*WORK TO BE COMPLETED*.
Take the entries below and reproduce them word for word.

*ENTRIES SUPPLIED*.
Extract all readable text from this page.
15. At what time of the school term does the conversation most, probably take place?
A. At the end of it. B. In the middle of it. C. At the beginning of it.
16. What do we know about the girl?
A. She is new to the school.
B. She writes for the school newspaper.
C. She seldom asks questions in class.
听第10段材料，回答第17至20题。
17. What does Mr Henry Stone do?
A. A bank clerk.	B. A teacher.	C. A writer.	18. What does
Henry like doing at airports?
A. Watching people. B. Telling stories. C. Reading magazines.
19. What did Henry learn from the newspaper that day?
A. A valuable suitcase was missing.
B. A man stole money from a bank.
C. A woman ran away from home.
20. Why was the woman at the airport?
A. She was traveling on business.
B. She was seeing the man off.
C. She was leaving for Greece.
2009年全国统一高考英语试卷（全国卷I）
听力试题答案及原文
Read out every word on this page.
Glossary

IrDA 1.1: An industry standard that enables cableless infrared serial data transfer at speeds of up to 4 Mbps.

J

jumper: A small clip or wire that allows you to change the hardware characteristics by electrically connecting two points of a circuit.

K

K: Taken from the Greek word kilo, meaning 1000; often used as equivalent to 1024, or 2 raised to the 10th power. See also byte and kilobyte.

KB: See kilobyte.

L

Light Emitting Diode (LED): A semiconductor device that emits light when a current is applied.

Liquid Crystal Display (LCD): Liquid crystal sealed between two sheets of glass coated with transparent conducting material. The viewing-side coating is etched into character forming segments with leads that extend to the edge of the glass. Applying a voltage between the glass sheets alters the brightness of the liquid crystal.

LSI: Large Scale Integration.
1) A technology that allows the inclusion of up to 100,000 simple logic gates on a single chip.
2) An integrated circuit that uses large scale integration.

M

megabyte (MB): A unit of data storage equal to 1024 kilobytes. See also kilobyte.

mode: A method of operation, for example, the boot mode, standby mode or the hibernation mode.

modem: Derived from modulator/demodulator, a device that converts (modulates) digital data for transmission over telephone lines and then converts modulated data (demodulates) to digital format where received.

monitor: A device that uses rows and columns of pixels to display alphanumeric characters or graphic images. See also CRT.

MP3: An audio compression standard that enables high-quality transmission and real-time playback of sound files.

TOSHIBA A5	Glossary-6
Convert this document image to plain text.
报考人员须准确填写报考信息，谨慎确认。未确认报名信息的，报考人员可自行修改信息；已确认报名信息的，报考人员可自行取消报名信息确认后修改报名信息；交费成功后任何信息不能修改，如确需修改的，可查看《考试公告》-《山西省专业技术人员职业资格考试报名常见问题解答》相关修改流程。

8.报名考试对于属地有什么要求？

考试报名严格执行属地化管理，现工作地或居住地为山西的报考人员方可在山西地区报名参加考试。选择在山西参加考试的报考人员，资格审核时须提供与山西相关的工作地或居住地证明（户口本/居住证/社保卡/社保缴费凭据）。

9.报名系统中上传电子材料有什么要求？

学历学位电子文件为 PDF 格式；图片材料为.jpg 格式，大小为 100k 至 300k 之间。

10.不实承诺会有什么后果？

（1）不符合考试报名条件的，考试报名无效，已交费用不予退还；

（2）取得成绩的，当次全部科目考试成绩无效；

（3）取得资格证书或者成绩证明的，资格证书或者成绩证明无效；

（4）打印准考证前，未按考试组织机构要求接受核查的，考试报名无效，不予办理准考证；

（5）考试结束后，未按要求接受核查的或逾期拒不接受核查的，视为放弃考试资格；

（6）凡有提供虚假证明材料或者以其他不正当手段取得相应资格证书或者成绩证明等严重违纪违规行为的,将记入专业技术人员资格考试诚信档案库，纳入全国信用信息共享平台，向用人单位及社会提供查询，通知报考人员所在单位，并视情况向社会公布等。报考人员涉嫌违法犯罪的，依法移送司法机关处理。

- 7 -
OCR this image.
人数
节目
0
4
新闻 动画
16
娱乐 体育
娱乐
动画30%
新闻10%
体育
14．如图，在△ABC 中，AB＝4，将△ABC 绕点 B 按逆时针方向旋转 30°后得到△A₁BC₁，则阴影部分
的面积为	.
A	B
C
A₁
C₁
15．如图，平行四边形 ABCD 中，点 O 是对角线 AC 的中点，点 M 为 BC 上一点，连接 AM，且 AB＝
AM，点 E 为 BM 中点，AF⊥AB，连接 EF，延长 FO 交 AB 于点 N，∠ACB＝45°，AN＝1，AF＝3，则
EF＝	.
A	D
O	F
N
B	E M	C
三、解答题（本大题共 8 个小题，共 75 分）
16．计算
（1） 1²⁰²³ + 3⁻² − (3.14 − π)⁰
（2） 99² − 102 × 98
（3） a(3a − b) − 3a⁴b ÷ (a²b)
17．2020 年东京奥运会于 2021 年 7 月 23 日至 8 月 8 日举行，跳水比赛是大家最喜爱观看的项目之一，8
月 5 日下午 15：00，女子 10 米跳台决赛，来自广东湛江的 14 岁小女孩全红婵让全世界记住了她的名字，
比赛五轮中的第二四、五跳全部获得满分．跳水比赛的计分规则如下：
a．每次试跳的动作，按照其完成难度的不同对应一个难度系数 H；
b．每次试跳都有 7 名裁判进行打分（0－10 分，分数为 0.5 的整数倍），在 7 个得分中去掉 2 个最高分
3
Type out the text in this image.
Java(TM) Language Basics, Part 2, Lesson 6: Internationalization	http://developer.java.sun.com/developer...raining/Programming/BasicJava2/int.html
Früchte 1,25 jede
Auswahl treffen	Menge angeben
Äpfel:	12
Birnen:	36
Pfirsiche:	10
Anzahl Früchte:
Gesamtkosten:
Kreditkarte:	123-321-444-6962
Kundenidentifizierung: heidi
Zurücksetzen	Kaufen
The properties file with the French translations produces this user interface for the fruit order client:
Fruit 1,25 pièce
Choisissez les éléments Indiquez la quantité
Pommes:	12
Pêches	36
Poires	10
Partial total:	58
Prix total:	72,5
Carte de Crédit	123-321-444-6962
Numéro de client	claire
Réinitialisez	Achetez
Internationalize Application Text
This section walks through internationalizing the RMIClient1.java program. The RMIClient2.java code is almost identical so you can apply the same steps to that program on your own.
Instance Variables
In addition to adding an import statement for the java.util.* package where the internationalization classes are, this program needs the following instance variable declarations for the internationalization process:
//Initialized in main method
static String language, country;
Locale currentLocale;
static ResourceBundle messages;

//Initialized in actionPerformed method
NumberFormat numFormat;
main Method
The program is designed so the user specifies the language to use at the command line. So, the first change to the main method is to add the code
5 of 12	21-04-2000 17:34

*SOLUTION TO THE EXERCISE*.
Extract all readable text from this page.
15. At what time of the school term does the conversation most, probably take place?
A. At the end of it. B. In the middle of it. C. At the beginning of it.
16. What do we know about the girl?
A. She is new to the school.
B. She writes for the school newspaper.
C. She seldom asks questions in class.
听第10段材料，回答第17至20题。
17. What does Mr Henry Stone do?
A. A bank clerk.	B. A teacher.	C. A writer.	18. What does
Henry like doing at airports?
A. Watching people. B. Telling stories. C. Reading magazines.
19. What did Henry learn from the newspaper that day?
A. A valuable suitcase was missing.
B. A man stole money from a bank.
C. A woman ran away from home.
20. Why was the woman at the airport?
A. She was traveling on business.
B. She was seeing the man off.
C. She was leaving for Greece.
2009年全国统一高考英语试卷（全国卷I）
听力试题答案及原文
Read out every word on this page.
Glossary

IrDA 1.1: An industry standard that enables cableless infrared serial data transfer at speeds of up to 4 Mbps.

J

jumper: A small clip or wire that allows you to change the hardware characteristics by electrically connecting two points of a circuit.

K

K: Taken from the Greek word kilo, meaning 1000; often used as equivalent to 1024, or 2 raised to the 10th power. See also byte and kilobyte.

KB: See kilobyte.

L

Light Emitting Diode (LED): A semiconductor device that emits light when a current is applied.

Liquid Crystal Display (LCD): Liquid crystal sealed between two sheets of glass coated with transparent conducting material. The viewing-side coating is etched into character forming segments with leads that extend to the edge of the glass. Applying a voltage between the glass sheets alters the brightness of the liquid crystal.

LSI: Large Scale Integration.
1) A technology that allows the inclusion of up to 100,000 simple logic gates on a single chip.
2) An integrated circuit that uses large scale integration.

M

megabyte (MB): A unit of data storage equal to 1024 kilobytes. See also kilobyte.

mode: A method of operation, for example, the boot mode, standby mode or the hibernation mode.

modem: Derived from modulator/demodulator, a device that converts (modulates) digital data for transmission over telephone lines and then converts modulated data (demodulates) to digital format where received.

monitor: A device that uses rows and columns of pixels to display alphanumeric characters or graphic images. See also CRT.

MP3: An audio compression standard that enables high-quality transmission and real-time playback of sound files.

TOSHIBA A5	Glossary-6
Convert this document image to plain text.
报考人员须准确填写报考信息，谨慎确认。未确认报名信息的，报考人员可自行修改信息；已确认报名信息的，报考人员可自行取消报名信息确认后修改报名信息；交费成功后任何信息不能修改，如确需修改的，可查看《考试公告》-《山西省专业技术人员职业资格考试报名常见问题解答》相关修改流程。

8.报名考试对于属地有什么要求？

考试报名严格执行属地化管理，现工作地或居住地为山西的报考人员方可在山西地区报名参加考试。选择在山西参加考试的报考人员，资格审核时须提供与山西相关的工作地或居住地证明（户口本/居住证/社保卡/社保缴费凭据）。

9.报名系统中上传电子材料有什么要求？

学历学位电子文件为 PDF 格式；图片材料为.jpg 格式，大小为 100k 至 300k 之间。

10.不实承诺会有什么后果？

（1）不符合考试报名条件的，考试报名无效，已交费用不予退还；

（2）取得成绩的，当次全部科目考试成绩无效；

（3）取得资格证书或者成绩证明的，资格证书或者成绩证明无效；

（4）打印准考证前，未按考试组织机构要求接受核查的，考试报名无效，不予办理准考证；

（5）考试结束后，未按要求接受核查的或逾期拒不接受核查的，视为放弃考试资格；

（6）凡有提供虚假证明材料或者以其他不正当手段取得相应资格证书或者成绩证明等严重违纪违规行为的,将记入专业技术人员资格考试诚信档案库，纳入全国信用信息共享平台，向用人单位及社会提供查询，通知报考人员所在单位，并视情况向社会公布等。报考人员涉嫌违法犯罪的，依法移送司法机关处理。

- 7 -
OCR this image.
人数
节目
0
4
新闻 动画
16
娱乐 体育
娱乐
动画30%
新闻10%
体育
14．如图，在△ABC 中，AB＝4，将△ABC 绕点 B 按逆时针方向旋转 30°后得到△A₁BC₁，则阴影部分
的面积为	.
A	B
C
A₁
C₁
15．如图，平行四边形 ABCD 中，点 O 是对角线 AC 的中点，点 M 为 BC 上一点，连接 AM，且 AB＝
AM，点 E 为 BM 中点，AF⊥AB，连接 EF，延长 FO 交 AB 于点 N，∠ACB＝45°，AN＝1，AF＝3，则
EF＝	.
A	D
O	F
N
B	E M	C
三、解答题（本大题共 8 个小题，共 75 分）
16．计算
（1） 1²⁰²³ + 3⁻² − (3.14 − π)⁰
（2） 99² − 102 × 98
（3） a(3a − b) − 3a⁴b ÷ (a²b)
17．2020 年东京奥运会于 2021 年 7 月 23 日至 8 月 8 日举行，跳水比赛是大家最喜爱观看的项目之一，8
月 5 日下午 15：00，女子 10 米跳台决赛，来自广东湛江的 14 岁小女孩全红婵让全世界记住了她的名字，
比赛五轮中的第二四、五跳全部获得满分．跳水比赛的计分规则如下：
a．每次试跳的动作，按照其完成难度的不同对应一个难度系数 H；
b．每次试跳都有 7 名裁判进行打分（0－10 分，分数为 0.5 的整数倍），在 7 个得分中去掉 2 个最高分
3
Type out the text in this image.
Java(TM) Language Basics, Part 2, Lesson 6: Internationalization	http://developer.java.sun.com/developer...raining/Programming/BasicJava2/int.html
Früchte 1,25 jede
Auswahl treffen	Menge angeben
Äpfel:	12
Birnen:	36
Pfirsiche:	10
Anzahl Früchte:
Gesamtkosten:
Kreditkarte:	123-321-444-6962
Kundenidentifizierung: heidi
Zurücksetzen	Kaufen
The properties file with the French translations produces this user interface for the fruit order client:
Fruit 1,25 pièce
Choisissez les éléments Indiquez la quantité
Pommes:	12
Pêches	36
Poires	10
Partial total:	58
Prix total:	72,5
Carte de Crédit	123-321-444-6962
Numéro de client	claire
Réinitialisez	Achetez
Internationalize Application Text
This section walks through internationalizing the RMIClient1.java program. The RMIClient2.java code is almost identical so you can apply the same steps to that program on your own.
Instance Variables
In addition to adding an import statement for the java.util.* package where the internationalization classes are, this program needs the following instance variable declarations for the internationalization process:
//Initialized in main method
static String language, country;
Locale currentLocale;
static ResourceBundle messages;

//Initialized in actionPerformed method
NumberFormat numFormat;
main Method
The program is designed so the user specifies the language to use at the command line. So, the first change to the main method is to add the code
5 of 12	21-04-2000 17:34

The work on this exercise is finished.